_Extracts from a graphics dataset_.
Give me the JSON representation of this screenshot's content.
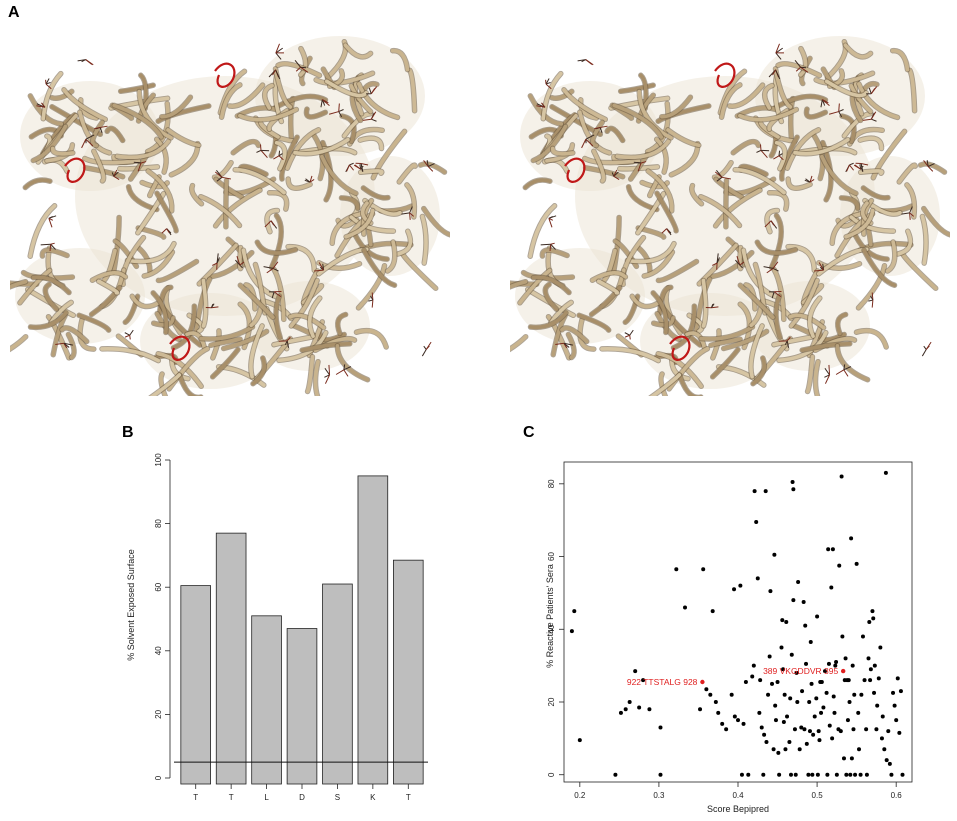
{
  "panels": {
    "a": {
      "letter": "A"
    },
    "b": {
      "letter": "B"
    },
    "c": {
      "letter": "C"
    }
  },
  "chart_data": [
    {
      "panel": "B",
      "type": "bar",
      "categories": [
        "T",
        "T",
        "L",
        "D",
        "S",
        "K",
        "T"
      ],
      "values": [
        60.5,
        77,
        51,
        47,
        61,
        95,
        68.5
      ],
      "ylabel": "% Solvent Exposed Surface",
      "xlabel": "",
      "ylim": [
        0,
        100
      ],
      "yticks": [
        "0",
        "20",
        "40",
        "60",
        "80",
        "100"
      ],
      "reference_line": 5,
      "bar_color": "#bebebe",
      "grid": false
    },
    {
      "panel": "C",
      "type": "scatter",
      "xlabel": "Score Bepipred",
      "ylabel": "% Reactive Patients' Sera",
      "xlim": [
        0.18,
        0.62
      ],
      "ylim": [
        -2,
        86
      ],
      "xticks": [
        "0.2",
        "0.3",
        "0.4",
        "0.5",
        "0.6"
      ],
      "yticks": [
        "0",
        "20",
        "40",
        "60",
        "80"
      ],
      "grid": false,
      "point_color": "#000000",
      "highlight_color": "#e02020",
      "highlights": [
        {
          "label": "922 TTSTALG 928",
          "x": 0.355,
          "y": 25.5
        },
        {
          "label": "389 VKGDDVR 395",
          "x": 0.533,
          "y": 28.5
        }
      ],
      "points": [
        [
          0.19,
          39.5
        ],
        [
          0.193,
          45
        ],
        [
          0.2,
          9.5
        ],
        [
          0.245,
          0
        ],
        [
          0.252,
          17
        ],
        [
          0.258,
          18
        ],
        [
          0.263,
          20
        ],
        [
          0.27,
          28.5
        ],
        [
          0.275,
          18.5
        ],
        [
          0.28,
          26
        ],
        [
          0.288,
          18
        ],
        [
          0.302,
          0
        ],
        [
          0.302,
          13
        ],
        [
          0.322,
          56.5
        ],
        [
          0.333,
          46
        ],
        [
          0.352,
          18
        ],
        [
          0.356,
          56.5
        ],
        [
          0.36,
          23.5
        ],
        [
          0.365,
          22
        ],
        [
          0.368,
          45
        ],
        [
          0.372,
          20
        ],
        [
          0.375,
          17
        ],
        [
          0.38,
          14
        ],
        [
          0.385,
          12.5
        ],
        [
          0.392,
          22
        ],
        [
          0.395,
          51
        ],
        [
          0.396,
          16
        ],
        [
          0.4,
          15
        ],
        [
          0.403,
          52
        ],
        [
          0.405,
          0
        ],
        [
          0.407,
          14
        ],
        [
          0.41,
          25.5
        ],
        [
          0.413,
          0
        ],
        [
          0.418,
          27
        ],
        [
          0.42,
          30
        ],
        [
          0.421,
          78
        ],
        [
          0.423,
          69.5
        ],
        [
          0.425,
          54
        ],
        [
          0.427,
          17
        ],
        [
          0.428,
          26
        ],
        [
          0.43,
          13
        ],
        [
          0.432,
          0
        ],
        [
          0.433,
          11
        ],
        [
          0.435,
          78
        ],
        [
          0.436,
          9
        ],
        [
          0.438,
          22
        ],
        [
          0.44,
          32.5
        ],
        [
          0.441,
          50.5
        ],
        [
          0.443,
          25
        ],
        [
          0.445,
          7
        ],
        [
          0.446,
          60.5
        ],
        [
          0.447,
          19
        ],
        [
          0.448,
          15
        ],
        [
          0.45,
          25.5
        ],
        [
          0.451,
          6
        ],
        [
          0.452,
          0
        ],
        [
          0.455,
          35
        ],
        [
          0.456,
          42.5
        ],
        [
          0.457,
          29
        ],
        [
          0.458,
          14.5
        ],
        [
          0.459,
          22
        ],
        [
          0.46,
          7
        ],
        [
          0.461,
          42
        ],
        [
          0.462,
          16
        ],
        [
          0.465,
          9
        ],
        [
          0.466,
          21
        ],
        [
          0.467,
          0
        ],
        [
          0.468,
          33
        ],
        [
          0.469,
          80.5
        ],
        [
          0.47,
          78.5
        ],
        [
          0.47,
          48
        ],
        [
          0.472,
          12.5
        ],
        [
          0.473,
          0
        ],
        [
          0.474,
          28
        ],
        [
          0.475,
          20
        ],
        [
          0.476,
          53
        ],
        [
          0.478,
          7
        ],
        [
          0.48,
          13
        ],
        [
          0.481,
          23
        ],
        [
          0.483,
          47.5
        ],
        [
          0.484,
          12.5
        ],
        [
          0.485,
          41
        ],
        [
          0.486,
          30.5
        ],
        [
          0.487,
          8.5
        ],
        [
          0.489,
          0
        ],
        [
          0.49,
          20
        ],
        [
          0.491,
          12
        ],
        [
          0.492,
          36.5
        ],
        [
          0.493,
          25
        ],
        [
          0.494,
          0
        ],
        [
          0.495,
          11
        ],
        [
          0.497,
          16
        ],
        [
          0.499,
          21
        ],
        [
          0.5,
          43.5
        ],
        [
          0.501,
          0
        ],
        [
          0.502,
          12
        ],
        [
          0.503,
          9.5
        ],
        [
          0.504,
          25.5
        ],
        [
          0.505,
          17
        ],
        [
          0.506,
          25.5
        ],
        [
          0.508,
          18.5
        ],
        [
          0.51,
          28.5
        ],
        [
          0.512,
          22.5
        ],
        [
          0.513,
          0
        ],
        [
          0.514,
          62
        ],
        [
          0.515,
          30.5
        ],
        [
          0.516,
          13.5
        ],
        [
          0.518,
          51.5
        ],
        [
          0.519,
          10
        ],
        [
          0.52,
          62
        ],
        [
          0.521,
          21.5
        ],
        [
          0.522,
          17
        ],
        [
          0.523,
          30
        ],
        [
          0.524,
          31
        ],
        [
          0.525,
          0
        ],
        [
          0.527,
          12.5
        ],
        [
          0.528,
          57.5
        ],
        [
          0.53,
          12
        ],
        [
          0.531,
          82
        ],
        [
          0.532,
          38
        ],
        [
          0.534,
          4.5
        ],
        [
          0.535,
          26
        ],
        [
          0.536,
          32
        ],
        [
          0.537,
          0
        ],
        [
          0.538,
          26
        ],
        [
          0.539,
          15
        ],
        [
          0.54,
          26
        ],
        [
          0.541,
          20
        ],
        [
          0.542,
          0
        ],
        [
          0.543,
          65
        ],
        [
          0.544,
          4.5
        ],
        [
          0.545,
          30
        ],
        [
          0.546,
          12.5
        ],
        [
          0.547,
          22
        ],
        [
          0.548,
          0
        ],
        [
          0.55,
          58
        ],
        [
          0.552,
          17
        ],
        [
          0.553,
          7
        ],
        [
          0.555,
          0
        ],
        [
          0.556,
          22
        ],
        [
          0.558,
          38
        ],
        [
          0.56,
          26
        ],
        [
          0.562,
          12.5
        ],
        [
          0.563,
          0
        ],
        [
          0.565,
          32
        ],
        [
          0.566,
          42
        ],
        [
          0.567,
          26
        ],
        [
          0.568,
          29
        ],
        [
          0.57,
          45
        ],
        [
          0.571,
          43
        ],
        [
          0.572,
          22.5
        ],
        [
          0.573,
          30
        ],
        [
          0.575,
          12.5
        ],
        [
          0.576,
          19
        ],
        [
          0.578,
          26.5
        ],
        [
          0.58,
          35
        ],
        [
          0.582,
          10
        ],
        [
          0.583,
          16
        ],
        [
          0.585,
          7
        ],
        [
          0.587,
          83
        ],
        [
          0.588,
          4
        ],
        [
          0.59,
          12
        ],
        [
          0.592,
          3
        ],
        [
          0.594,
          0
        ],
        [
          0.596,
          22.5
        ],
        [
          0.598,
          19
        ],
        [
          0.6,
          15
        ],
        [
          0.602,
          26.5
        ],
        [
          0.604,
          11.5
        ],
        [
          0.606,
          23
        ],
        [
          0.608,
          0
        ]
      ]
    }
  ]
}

_What the task asks_. Reproduce the records verbatim, omitting all images they contain.

_Exercise output_.
Give me the JSON representation of this screenshot's content.
{
  "panels": {
    "a": {
      "letter": "A"
    },
    "b": {
      "letter": "B"
    },
    "c": {
      "letter": "C"
    }
  },
  "chart_data": [
    {
      "panel": "B",
      "type": "bar",
      "categories": [
        "T",
        "T",
        "L",
        "D",
        "S",
        "K",
        "T"
      ],
      "values": [
        60.5,
        77,
        51,
        47,
        61,
        95,
        68.5
      ],
      "ylabel": "% Solvent Exposed Surface",
      "xlabel": "",
      "ylim": [
        0,
        100
      ],
      "yticks": [
        "0",
        "20",
        "40",
        "60",
        "80",
        "100"
      ],
      "reference_line": 5,
      "bar_color": "#bebebe",
      "grid": false
    },
    {
      "panel": "C",
      "type": "scatter",
      "xlabel": "Score Bepipred",
      "ylabel": "% Reactive Patients' Sera",
      "xlim": [
        0.18,
        0.62
      ],
      "ylim": [
        -2,
        86
      ],
      "xticks": [
        "0.2",
        "0.3",
        "0.4",
        "0.5",
        "0.6"
      ],
      "yticks": [
        "0",
        "20",
        "40",
        "60",
        "80"
      ],
      "grid": false,
      "point_color": "#000000",
      "highlight_color": "#e02020",
      "highlights": [
        {
          "label": "922 TTSTALG 928",
          "x": 0.355,
          "y": 25.5
        },
        {
          "label": "389 VKGDDVR 395",
          "x": 0.533,
          "y": 28.5
        }
      ],
      "points": [
        [
          0.19,
          39.5
        ],
        [
          0.193,
          45
        ],
        [
          0.2,
          9.5
        ],
        [
          0.245,
          0
        ],
        [
          0.252,
          17
        ],
        [
          0.258,
          18
        ],
        [
          0.263,
          20
        ],
        [
          0.27,
          28.5
        ],
        [
          0.275,
          18.5
        ],
        [
          0.28,
          26
        ],
        [
          0.288,
          18
        ],
        [
          0.302,
          0
        ],
        [
          0.302,
          13
        ],
        [
          0.322,
          56.5
        ],
        [
          0.333,
          46
        ],
        [
          0.352,
          18
        ],
        [
          0.356,
          56.5
        ],
        [
          0.36,
          23.5
        ],
        [
          0.365,
          22
        ],
        [
          0.368,
          45
        ],
        [
          0.372,
          20
        ],
        [
          0.375,
          17
        ],
        [
          0.38,
          14
        ],
        [
          0.385,
          12.5
        ],
        [
          0.392,
          22
        ],
        [
          0.395,
          51
        ],
        [
          0.396,
          16
        ],
        [
          0.4,
          15
        ],
        [
          0.403,
          52
        ],
        [
          0.405,
          0
        ],
        [
          0.407,
          14
        ],
        [
          0.41,
          25.5
        ],
        [
          0.413,
          0
        ],
        [
          0.418,
          27
        ],
        [
          0.42,
          30
        ],
        [
          0.421,
          78
        ],
        [
          0.423,
          69.5
        ],
        [
          0.425,
          54
        ],
        [
          0.427,
          17
        ],
        [
          0.428,
          26
        ],
        [
          0.43,
          13
        ],
        [
          0.432,
          0
        ],
        [
          0.433,
          11
        ],
        [
          0.435,
          78
        ],
        [
          0.436,
          9
        ],
        [
          0.438,
          22
        ],
        [
          0.44,
          32.5
        ],
        [
          0.441,
          50.5
        ],
        [
          0.443,
          25
        ],
        [
          0.445,
          7
        ],
        [
          0.446,
          60.5
        ],
        [
          0.447,
          19
        ],
        [
          0.448,
          15
        ],
        [
          0.45,
          25.5
        ],
        [
          0.451,
          6
        ],
        [
          0.452,
          0
        ],
        [
          0.455,
          35
        ],
        [
          0.456,
          42.5
        ],
        [
          0.457,
          29
        ],
        [
          0.458,
          14.5
        ],
        [
          0.459,
          22
        ],
        [
          0.46,
          7
        ],
        [
          0.461,
          42
        ],
        [
          0.462,
          16
        ],
        [
          0.465,
          9
        ],
        [
          0.466,
          21
        ],
        [
          0.467,
          0
        ],
        [
          0.468,
          33
        ],
        [
          0.469,
          80.5
        ],
        [
          0.47,
          78.5
        ],
        [
          0.47,
          48
        ],
        [
          0.472,
          12.5
        ],
        [
          0.473,
          0
        ],
        [
          0.474,
          28
        ],
        [
          0.475,
          20
        ],
        [
          0.476,
          53
        ],
        [
          0.478,
          7
        ],
        [
          0.48,
          13
        ],
        [
          0.481,
          23
        ],
        [
          0.483,
          47.5
        ],
        [
          0.484,
          12.5
        ],
        [
          0.485,
          41
        ],
        [
          0.486,
          30.5
        ],
        [
          0.487,
          8.5
        ],
        [
          0.489,
          0
        ],
        [
          0.49,
          20
        ],
        [
          0.491,
          12
        ],
        [
          0.492,
          36.5
        ],
        [
          0.493,
          25
        ],
        [
          0.494,
          0
        ],
        [
          0.495,
          11
        ],
        [
          0.497,
          16
        ],
        [
          0.499,
          21
        ],
        [
          0.5,
          43.5
        ],
        [
          0.501,
          0
        ],
        [
          0.502,
          12
        ],
        [
          0.503,
          9.5
        ],
        [
          0.504,
          25.5
        ],
        [
          0.505,
          17
        ],
        [
          0.506,
          25.5
        ],
        [
          0.508,
          18.5
        ],
        [
          0.51,
          28.5
        ],
        [
          0.512,
          22.5
        ],
        [
          0.513,
          0
        ],
        [
          0.514,
          62
        ],
        [
          0.515,
          30.5
        ],
        [
          0.516,
          13.5
        ],
        [
          0.518,
          51.5
        ],
        [
          0.519,
          10
        ],
        [
          0.52,
          62
        ],
        [
          0.521,
          21.5
        ],
        [
          0.522,
          17
        ],
        [
          0.523,
          30
        ],
        [
          0.524,
          31
        ],
        [
          0.525,
          0
        ],
        [
          0.527,
          12.5
        ],
        [
          0.528,
          57.5
        ],
        [
          0.53,
          12
        ],
        [
          0.531,
          82
        ],
        [
          0.532,
          38
        ],
        [
          0.534,
          4.5
        ],
        [
          0.535,
          26
        ],
        [
          0.536,
          32
        ],
        [
          0.537,
          0
        ],
        [
          0.538,
          26
        ],
        [
          0.539,
          15
        ],
        [
          0.54,
          26
        ],
        [
          0.541,
          20
        ],
        [
          0.542,
          0
        ],
        [
          0.543,
          65
        ],
        [
          0.544,
          4.5
        ],
        [
          0.545,
          30
        ],
        [
          0.546,
          12.5
        ],
        [
          0.547,
          22
        ],
        [
          0.548,
          0
        ],
        [
          0.55,
          58
        ],
        [
          0.552,
          17
        ],
        [
          0.553,
          7
        ],
        [
          0.555,
          0
        ],
        [
          0.556,
          22
        ],
        [
          0.558,
          38
        ],
        [
          0.56,
          26
        ],
        [
          0.562,
          12.5
        ],
        [
          0.563,
          0
        ],
        [
          0.565,
          32
        ],
        [
          0.566,
          42
        ],
        [
          0.567,
          26
        ],
        [
          0.568,
          29
        ],
        [
          0.57,
          45
        ],
        [
          0.571,
          43
        ],
        [
          0.572,
          22.5
        ],
        [
          0.573,
          30
        ],
        [
          0.575,
          12.5
        ],
        [
          0.576,
          19
        ],
        [
          0.578,
          26.5
        ],
        [
          0.58,
          35
        ],
        [
          0.582,
          10
        ],
        [
          0.583,
          16
        ],
        [
          0.585,
          7
        ],
        [
          0.587,
          83
        ],
        [
          0.588,
          4
        ],
        [
          0.59,
          12
        ],
        [
          0.592,
          3
        ],
        [
          0.594,
          0
        ],
        [
          0.596,
          22.5
        ],
        [
          0.598,
          19
        ],
        [
          0.6,
          15
        ],
        [
          0.602,
          26.5
        ],
        [
          0.604,
          11.5
        ],
        [
          0.606,
          23
        ],
        [
          0.608,
          0
        ]
      ]
    }
  ]
}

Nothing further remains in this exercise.